• **GIVEN INSTRUCTION**:
Pull out all lines from the listing below in which the word "кількості" appears.

Stored data
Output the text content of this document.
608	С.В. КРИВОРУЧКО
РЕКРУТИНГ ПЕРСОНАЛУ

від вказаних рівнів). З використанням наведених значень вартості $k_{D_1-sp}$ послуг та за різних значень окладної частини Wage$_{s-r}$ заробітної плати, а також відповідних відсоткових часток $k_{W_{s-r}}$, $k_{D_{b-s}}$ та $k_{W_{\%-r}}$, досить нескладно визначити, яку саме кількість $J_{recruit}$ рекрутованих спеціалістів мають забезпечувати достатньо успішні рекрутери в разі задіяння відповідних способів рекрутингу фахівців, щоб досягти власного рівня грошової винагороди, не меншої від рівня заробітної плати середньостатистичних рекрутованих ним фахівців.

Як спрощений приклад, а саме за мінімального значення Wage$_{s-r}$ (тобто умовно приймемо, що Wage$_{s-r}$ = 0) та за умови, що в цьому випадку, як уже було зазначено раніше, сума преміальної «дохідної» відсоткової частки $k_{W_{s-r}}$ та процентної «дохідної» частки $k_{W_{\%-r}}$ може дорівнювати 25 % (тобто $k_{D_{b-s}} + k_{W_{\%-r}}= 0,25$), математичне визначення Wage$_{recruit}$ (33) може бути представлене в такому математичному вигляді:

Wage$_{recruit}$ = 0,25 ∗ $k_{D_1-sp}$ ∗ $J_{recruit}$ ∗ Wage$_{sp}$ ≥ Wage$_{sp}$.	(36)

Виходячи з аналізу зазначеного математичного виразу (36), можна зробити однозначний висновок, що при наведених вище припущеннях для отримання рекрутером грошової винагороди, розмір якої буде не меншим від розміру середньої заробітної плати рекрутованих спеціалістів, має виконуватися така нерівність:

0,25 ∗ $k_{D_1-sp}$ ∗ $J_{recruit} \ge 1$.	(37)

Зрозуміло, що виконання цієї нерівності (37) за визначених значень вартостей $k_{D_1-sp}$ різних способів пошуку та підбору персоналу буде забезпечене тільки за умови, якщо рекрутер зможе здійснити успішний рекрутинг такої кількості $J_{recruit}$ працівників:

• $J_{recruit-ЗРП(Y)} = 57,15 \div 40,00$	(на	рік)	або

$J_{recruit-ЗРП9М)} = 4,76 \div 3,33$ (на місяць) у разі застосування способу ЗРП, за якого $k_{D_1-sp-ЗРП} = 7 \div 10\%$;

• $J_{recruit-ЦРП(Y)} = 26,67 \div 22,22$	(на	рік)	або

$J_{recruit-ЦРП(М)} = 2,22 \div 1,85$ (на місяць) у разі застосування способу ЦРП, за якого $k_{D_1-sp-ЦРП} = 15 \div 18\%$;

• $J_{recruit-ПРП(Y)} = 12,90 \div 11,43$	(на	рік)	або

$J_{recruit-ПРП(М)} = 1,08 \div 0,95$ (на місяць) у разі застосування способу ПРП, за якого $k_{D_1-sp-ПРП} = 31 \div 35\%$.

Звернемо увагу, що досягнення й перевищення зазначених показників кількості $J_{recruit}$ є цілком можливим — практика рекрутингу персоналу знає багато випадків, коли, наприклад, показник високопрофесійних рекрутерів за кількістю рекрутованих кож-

• **RESULT**:
Зрозуміло, що виконання цієї нерівності (37) за визначених значень вартостей $k_{D_1-sp}$ різних способів пошуку та підбору персоналу буде забезпечене тільки за умови, якщо рекрутер зможе здійснити успішний рекрутинг такої кількості $J_{recruit}$ працівників:
Звернемо увагу, що досягнення й перевищення зазначених показників кількості $J_{recruit}$ є цілком можливим — практика рекрутингу персоналу знає багато випадків, коли, наприклад, показник високопрофесійних рекрутерів за кількістю рекрутованих кож-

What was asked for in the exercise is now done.